* [STATED GOAL]
Gather all lines from the material that contain the word "Substances".

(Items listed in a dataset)

● ● ● ● ●

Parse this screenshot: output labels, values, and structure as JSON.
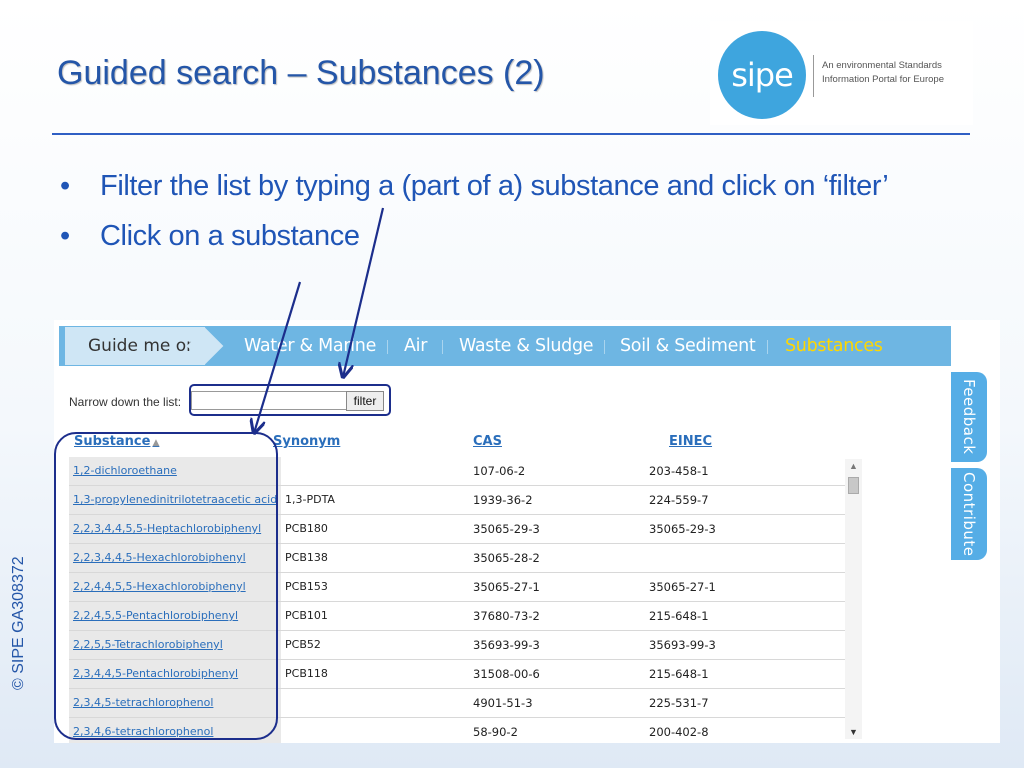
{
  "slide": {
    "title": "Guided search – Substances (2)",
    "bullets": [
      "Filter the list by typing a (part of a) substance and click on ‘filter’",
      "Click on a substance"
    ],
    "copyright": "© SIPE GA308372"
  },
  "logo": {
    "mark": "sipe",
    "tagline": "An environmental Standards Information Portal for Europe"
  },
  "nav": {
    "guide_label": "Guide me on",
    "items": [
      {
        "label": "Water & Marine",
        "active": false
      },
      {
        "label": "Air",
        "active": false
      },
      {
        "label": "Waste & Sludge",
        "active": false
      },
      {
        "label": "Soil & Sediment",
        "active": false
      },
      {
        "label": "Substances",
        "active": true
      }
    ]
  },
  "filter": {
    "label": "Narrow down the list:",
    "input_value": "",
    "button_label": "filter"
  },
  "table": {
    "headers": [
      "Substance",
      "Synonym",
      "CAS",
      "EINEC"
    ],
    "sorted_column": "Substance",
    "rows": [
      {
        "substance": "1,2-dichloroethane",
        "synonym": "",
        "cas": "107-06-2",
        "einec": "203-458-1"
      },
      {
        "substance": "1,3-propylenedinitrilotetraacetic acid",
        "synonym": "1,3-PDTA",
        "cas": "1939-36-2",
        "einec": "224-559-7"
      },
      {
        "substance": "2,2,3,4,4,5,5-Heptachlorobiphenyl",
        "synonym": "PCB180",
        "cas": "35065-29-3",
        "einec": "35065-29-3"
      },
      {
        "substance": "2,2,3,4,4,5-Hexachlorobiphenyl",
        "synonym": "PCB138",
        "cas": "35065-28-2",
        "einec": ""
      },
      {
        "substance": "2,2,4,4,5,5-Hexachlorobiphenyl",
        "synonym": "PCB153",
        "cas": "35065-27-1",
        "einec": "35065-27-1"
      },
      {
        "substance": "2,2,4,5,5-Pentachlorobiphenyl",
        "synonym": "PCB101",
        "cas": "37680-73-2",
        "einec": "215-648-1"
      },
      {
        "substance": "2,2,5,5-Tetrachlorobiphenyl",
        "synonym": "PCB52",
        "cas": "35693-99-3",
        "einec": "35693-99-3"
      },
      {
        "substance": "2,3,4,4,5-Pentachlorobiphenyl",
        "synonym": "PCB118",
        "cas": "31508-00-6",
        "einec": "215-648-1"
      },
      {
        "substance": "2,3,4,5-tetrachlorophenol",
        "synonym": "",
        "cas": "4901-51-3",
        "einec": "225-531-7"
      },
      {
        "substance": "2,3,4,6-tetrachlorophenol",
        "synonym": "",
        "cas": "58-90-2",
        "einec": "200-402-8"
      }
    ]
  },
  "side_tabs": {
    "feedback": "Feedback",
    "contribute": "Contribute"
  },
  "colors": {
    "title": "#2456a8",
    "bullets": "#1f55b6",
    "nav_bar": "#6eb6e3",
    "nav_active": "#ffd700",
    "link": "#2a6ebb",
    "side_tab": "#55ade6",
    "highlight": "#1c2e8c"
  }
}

● ● ● ● ●

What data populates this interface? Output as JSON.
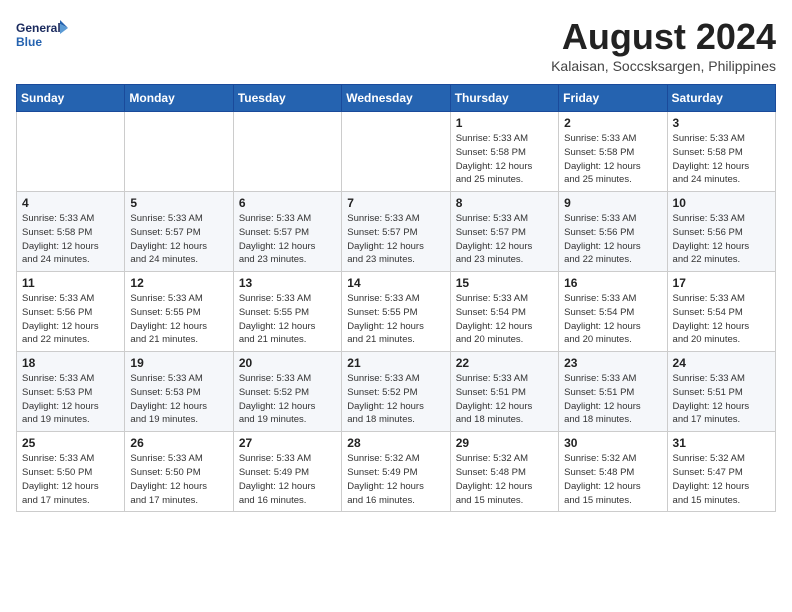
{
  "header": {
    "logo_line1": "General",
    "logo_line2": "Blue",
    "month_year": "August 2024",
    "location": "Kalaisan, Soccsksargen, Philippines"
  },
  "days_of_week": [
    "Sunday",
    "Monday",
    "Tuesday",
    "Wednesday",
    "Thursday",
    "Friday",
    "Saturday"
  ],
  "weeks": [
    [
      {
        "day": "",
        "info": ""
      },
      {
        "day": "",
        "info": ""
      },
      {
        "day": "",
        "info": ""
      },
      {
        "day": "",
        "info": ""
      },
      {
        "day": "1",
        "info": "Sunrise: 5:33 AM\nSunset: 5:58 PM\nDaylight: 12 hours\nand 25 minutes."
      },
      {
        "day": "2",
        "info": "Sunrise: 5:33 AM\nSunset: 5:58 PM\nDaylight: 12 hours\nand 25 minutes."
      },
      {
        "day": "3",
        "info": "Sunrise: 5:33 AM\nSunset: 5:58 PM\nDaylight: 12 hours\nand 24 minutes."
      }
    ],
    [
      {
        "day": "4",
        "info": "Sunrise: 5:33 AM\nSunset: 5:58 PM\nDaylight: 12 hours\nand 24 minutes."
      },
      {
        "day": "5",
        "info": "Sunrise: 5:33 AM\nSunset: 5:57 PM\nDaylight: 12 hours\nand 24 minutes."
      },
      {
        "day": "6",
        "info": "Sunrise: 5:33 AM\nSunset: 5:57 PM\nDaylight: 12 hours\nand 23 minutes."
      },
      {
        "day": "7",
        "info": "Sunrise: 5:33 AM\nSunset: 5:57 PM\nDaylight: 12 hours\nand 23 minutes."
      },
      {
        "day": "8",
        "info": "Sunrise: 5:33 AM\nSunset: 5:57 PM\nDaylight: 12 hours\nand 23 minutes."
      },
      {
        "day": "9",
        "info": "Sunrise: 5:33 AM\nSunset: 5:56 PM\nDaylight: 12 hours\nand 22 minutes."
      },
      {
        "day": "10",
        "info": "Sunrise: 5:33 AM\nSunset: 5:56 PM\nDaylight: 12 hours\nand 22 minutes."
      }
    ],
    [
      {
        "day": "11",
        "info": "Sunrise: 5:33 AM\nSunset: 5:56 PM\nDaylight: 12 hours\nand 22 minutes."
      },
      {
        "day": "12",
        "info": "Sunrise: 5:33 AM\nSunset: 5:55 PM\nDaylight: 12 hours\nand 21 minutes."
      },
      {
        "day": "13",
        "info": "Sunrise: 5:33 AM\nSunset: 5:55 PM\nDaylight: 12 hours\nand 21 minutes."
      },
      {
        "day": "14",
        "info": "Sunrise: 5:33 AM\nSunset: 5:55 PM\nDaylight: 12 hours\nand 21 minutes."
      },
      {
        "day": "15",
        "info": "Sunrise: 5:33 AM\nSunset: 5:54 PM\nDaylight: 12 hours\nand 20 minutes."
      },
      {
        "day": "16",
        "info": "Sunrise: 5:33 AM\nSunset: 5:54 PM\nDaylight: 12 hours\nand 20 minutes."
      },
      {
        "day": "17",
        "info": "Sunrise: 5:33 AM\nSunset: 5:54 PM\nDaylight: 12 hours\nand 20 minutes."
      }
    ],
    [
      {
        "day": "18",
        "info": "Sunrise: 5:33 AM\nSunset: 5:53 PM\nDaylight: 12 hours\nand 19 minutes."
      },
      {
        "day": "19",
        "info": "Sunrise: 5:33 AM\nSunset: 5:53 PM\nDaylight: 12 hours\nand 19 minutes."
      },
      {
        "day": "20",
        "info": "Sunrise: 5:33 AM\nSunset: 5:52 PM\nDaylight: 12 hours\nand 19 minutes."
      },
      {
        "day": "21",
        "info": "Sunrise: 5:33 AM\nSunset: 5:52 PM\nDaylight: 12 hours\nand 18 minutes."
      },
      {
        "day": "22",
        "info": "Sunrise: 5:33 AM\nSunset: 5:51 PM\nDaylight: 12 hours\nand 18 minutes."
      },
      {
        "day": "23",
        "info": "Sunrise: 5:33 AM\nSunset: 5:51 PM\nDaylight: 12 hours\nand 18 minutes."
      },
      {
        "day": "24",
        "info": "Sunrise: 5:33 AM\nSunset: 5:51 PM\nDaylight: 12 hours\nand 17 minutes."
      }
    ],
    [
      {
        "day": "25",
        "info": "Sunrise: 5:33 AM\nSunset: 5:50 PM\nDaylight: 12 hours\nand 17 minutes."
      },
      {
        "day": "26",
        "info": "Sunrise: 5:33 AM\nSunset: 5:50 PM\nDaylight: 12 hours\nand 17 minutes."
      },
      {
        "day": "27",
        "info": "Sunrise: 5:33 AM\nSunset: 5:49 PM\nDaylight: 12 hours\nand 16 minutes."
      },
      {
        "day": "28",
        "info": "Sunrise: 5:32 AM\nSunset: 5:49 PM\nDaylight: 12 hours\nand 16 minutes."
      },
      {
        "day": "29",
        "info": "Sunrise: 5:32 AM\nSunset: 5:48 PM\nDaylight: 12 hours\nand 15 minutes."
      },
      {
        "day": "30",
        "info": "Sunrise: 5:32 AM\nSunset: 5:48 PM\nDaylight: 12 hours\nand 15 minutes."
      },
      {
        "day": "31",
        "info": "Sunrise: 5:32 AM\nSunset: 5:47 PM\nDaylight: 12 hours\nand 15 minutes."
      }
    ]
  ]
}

● ● ● ● ●

* [TASK ANSWER]
    "title": "Guided search – Substances (2)",
        "label": "Substances",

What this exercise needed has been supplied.